-- START SUPPLIED ENTRIES --
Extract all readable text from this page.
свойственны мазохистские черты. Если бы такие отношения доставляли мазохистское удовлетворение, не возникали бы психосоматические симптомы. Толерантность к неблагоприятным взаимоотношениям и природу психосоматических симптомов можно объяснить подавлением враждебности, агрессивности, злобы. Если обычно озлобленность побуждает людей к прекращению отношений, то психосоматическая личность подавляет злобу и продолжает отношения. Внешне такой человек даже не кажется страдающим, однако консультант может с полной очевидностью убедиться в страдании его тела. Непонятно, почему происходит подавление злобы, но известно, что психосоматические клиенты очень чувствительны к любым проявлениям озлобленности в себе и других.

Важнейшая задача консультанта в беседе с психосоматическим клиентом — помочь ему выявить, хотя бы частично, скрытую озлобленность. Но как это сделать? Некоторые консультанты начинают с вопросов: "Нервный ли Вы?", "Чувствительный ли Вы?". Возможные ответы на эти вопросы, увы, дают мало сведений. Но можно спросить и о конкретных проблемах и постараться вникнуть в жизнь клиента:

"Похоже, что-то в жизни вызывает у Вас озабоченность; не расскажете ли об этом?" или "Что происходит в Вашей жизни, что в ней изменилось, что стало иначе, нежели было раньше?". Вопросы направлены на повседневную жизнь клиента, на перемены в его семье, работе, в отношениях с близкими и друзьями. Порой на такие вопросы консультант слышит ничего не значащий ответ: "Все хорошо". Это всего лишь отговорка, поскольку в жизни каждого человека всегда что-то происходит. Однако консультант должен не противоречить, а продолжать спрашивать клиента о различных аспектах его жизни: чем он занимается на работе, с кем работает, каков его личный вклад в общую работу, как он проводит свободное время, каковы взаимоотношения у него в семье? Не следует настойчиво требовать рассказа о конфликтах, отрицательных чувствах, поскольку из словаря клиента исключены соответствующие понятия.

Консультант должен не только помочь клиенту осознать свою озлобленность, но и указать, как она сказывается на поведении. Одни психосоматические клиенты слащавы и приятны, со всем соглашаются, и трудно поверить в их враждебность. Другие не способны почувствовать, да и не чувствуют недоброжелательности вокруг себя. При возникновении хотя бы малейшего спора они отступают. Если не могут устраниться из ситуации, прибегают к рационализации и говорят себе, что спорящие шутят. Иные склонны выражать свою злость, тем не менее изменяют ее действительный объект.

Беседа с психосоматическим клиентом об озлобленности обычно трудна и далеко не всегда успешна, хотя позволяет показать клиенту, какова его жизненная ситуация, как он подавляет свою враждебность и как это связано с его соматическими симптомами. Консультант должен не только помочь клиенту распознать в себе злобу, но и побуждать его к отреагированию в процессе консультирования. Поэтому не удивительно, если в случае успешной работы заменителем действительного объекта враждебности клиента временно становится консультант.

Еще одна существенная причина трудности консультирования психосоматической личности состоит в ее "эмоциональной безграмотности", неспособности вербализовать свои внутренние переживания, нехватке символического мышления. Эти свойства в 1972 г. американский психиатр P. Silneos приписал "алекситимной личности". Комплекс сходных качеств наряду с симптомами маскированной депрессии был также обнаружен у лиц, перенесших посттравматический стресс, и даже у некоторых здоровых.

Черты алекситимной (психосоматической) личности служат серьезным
-- END SUPPLIED ENTRIES --
■ THE REQUEST:
Answer with one number: how many lines of the entries above include the word "алекситимной".

■ EXPECTED OUTPUT:
2